**Stated exercise**
Reply with only the number of lines that contain the string "Tennyson".

**Record extracts**

......

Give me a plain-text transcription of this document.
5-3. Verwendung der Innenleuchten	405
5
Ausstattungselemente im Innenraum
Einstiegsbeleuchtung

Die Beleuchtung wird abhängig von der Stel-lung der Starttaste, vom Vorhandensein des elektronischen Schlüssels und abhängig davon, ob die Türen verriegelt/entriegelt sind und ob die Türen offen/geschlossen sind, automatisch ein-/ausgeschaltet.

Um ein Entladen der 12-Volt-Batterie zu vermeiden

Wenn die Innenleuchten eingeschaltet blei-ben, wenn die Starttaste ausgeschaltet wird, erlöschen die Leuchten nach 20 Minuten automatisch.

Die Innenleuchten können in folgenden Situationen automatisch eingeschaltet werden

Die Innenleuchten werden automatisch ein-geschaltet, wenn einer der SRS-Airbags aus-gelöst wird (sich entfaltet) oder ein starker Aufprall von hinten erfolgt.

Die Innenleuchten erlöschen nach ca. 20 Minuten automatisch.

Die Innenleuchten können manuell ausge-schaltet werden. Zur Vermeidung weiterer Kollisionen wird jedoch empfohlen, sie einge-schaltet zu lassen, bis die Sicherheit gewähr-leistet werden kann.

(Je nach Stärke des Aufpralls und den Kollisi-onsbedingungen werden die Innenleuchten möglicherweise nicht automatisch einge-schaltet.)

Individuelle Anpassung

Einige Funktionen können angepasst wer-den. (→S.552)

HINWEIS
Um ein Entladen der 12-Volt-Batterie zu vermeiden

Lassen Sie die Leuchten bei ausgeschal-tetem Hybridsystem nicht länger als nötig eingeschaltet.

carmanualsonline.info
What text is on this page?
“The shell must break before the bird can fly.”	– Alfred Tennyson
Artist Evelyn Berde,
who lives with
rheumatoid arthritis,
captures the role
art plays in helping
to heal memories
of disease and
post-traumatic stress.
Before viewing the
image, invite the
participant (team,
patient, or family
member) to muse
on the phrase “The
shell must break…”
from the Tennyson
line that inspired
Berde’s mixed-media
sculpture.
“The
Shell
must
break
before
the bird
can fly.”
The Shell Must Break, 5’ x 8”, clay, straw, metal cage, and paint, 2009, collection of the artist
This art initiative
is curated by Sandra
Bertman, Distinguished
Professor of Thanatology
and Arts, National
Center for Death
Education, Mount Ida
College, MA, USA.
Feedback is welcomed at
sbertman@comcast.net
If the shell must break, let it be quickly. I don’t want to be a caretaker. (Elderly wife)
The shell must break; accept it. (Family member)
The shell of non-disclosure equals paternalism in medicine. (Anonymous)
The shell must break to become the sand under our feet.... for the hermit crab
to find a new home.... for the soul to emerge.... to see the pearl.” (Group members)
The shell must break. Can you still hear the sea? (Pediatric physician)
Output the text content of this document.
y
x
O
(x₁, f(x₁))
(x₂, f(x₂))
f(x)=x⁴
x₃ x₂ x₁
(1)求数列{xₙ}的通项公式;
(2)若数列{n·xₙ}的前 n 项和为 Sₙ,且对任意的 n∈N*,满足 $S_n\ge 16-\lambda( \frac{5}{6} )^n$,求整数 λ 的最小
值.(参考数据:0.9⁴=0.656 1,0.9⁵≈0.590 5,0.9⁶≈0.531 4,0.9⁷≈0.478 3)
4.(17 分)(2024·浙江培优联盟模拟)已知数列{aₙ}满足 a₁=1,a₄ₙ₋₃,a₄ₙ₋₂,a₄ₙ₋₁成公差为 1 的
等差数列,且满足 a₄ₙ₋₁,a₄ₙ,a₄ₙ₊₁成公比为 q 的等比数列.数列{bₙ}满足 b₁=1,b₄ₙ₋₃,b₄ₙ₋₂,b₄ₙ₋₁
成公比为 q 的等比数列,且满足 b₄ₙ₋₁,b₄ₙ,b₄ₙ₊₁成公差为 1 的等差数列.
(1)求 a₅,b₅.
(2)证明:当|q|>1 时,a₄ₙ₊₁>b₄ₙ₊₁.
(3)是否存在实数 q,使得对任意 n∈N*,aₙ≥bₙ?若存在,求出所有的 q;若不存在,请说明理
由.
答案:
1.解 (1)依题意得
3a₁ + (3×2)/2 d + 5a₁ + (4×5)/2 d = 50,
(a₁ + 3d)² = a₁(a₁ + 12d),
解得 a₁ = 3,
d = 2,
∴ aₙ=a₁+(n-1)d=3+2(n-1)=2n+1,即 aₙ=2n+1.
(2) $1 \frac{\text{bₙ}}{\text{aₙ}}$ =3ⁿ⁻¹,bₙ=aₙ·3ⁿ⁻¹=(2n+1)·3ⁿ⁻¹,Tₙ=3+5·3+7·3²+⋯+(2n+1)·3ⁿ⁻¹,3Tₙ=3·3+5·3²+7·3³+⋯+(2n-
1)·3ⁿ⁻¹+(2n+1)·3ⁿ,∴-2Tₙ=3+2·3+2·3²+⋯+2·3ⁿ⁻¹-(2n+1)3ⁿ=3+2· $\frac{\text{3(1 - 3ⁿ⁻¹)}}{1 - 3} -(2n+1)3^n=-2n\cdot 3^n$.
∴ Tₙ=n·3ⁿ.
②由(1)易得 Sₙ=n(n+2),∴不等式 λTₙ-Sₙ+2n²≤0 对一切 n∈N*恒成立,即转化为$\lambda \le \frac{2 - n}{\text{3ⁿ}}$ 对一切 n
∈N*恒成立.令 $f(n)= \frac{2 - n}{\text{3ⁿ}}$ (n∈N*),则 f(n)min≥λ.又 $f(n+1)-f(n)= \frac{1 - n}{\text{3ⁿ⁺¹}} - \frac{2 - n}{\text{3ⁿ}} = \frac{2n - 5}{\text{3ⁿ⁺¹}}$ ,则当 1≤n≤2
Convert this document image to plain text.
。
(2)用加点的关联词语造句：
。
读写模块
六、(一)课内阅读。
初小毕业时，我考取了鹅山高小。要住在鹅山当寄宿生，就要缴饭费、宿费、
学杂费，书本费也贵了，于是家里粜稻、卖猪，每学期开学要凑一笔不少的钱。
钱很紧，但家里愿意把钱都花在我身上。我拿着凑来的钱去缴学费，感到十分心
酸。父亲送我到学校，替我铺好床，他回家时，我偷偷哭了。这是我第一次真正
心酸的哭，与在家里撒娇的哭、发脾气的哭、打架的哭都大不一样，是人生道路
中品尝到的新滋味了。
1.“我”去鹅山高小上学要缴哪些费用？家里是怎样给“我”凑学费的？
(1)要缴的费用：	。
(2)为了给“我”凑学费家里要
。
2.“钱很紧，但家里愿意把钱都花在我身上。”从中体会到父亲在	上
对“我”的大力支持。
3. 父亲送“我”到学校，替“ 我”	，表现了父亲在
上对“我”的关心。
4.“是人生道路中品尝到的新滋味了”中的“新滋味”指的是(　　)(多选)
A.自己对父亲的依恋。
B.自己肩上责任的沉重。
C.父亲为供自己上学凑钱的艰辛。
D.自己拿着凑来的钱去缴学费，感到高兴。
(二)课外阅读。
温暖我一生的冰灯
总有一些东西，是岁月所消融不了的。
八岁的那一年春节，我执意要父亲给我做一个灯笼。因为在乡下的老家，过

......

**Answer to the exercise**
2